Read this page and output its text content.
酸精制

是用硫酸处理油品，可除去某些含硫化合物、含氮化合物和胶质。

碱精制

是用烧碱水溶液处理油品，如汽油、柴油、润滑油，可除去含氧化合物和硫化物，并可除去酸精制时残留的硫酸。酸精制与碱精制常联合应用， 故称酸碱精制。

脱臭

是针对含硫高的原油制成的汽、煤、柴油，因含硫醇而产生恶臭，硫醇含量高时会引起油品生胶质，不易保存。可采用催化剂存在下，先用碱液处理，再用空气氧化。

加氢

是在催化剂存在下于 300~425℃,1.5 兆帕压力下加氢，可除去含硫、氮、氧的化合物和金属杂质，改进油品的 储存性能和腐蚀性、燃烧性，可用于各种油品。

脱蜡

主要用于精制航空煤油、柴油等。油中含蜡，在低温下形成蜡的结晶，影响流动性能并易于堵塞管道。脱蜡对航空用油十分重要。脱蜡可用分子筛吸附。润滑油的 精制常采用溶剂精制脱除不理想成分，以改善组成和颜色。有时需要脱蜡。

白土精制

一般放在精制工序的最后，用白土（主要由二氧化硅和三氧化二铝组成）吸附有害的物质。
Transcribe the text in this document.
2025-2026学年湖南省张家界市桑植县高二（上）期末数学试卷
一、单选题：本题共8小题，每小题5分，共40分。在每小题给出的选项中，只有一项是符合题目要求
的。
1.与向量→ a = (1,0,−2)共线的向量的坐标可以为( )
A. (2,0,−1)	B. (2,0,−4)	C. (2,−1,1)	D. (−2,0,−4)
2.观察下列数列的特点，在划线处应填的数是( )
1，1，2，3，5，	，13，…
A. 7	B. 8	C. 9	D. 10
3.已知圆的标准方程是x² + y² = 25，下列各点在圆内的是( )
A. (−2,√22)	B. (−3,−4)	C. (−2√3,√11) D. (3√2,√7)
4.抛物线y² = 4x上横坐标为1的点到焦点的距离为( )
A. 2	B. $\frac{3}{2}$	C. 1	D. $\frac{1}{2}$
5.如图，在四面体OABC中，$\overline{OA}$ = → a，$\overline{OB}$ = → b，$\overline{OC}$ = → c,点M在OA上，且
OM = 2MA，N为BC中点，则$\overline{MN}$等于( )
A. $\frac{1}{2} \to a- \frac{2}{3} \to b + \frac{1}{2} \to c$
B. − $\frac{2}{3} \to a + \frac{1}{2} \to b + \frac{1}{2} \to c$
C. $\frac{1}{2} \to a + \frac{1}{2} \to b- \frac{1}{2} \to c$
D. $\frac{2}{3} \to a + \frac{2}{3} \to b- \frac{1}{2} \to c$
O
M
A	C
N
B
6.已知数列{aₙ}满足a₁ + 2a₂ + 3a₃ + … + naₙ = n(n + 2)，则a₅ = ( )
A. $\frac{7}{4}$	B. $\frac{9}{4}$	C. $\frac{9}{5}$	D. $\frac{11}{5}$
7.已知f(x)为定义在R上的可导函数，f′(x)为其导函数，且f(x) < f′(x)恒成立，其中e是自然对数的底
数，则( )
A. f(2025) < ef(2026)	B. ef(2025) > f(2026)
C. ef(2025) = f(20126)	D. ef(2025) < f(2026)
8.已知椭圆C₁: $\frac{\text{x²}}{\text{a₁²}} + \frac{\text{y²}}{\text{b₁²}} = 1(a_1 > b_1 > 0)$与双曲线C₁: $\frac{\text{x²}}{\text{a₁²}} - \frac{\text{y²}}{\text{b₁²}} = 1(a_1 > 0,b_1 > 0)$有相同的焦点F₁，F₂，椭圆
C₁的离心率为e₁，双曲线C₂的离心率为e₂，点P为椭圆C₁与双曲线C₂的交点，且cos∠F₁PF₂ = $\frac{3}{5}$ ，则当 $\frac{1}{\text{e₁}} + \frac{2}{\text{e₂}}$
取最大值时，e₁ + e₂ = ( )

------

■ **Task description**:
Retype the material in full, character for character.

■ **Problem solution**:
Read this page and output its text content.
酸精制

是用硫酸处理油品，可除去某些含硫化合物、含氮化合物和胶质。

碱精制

是用烧碱水溶液处理油品，如汽油、柴油、润滑油，可除去含氧化合物和硫化物，并可除去酸精制时残留的硫酸。酸精制与碱精制常联合应用， 故称酸碱精制。

脱臭

是针对含硫高的原油制成的汽、煤、柴油，因含硫醇而产生恶臭，硫醇含量高时会引起油品生胶质，不易保存。可采用催化剂存在下，先用碱液处理，再用空气氧化。

加氢

是在催化剂存在下于 300~425℃,1.5 兆帕压力下加氢，可除去含硫、氮、氧的化合物和金属杂质，改进油品的 储存性能和腐蚀性、燃烧性，可用于各种油品。

脱蜡

主要用于精制航空煤油、柴油等。油中含蜡，在低温下形成蜡的结晶，影响流动性能并易于堵塞管道。脱蜡对航空用油十分重要。脱蜡可用分子筛吸附。润滑油的 精制常采用溶剂精制脱除不理想成分，以改善组成和颜色。有时需要脱蜡。

白土精制

一般放在精制工序的最后，用白土（主要由二氧化硅和三氧化二铝组成）吸附有害的物质。
Transcribe the text in this document.
2025-2026学年湖南省张家界市桑植县高二（上）期末数学试卷
一、单选题：本题共8小题，每小题5分，共40分。在每小题给出的选项中，只有一项是符合题目要求
的。
1.与向量→ a = (1,0,−2)共线的向量的坐标可以为( )
A. (2,0,−1)	B. (2,0,−4)	C. (2,−1,1)	D. (−2,0,−4)
2.观察下列数列的特点，在划线处应填的数是( )
1，1，2，3，5，	，13，…
A. 7	B. 8	C. 9	D. 10
3.已知圆的标准方程是x² + y² = 25，下列各点在圆内的是( )
A. (−2,√22)	B. (−3,−4)	C. (−2√3,√11) D. (3√2,√7)
4.抛物线y² = 4x上横坐标为1的点到焦点的距离为( )
A. 2	B. $\frac{3}{2}$	C. 1	D. $\frac{1}{2}$
5.如图，在四面体OABC中，$\overline{OA}$ = → a，$\overline{OB}$ = → b，$\overline{OC}$ = → c,点M在OA上，且
OM = 2MA，N为BC中点，则$\overline{MN}$等于( )
A. $\frac{1}{2} \to a- \frac{2}{3} \to b + \frac{1}{2} \to c$
B. − $\frac{2}{3} \to a + \frac{1}{2} \to b + \frac{1}{2} \to c$
C. $\frac{1}{2} \to a + \frac{1}{2} \to b- \frac{1}{2} \to c$
D. $\frac{2}{3} \to a + \frac{2}{3} \to b- \frac{1}{2} \to c$
O
M
A	C
N
B
6.已知数列{aₙ}满足a₁ + 2a₂ + 3a₃ + … + naₙ = n(n + 2)，则a₅ = ( )
A. $\frac{7}{4}$	B. $\frac{9}{4}$	C. $\frac{9}{5}$	D. $\frac{11}{5}$
7.已知f(x)为定义在R上的可导函数，f′(x)为其导函数，且f(x) < f′(x)恒成立，其中e是自然对数的底
数，则( )
A. f(2025) < ef(2026)	B. ef(2025) > f(2026)
C. ef(2025) = f(20126)	D. ef(2025) < f(2026)
8.已知椭圆C₁: $\frac{\text{x²}}{\text{a₁²}} + \frac{\text{y²}}{\text{b₁²}} = 1(a_1 > b_1 > 0)$与双曲线C₁: $\frac{\text{x²}}{\text{a₁²}} - \frac{\text{y²}}{\text{b₁²}} = 1(a_1 > 0,b_1 > 0)$有相同的焦点F₁，F₂，椭圆
C₁的离心率为e₁，双曲线C₂的离心率为e₂，点P为椭圆C₁与双曲线C₂的交点，且cos∠F₁PF₂ = $\frac{3}{5}$ ，则当 $\frac{1}{\text{e₁}} + \frac{2}{\text{e₂}}$
取最大值时，e₁ + e₂ = ( )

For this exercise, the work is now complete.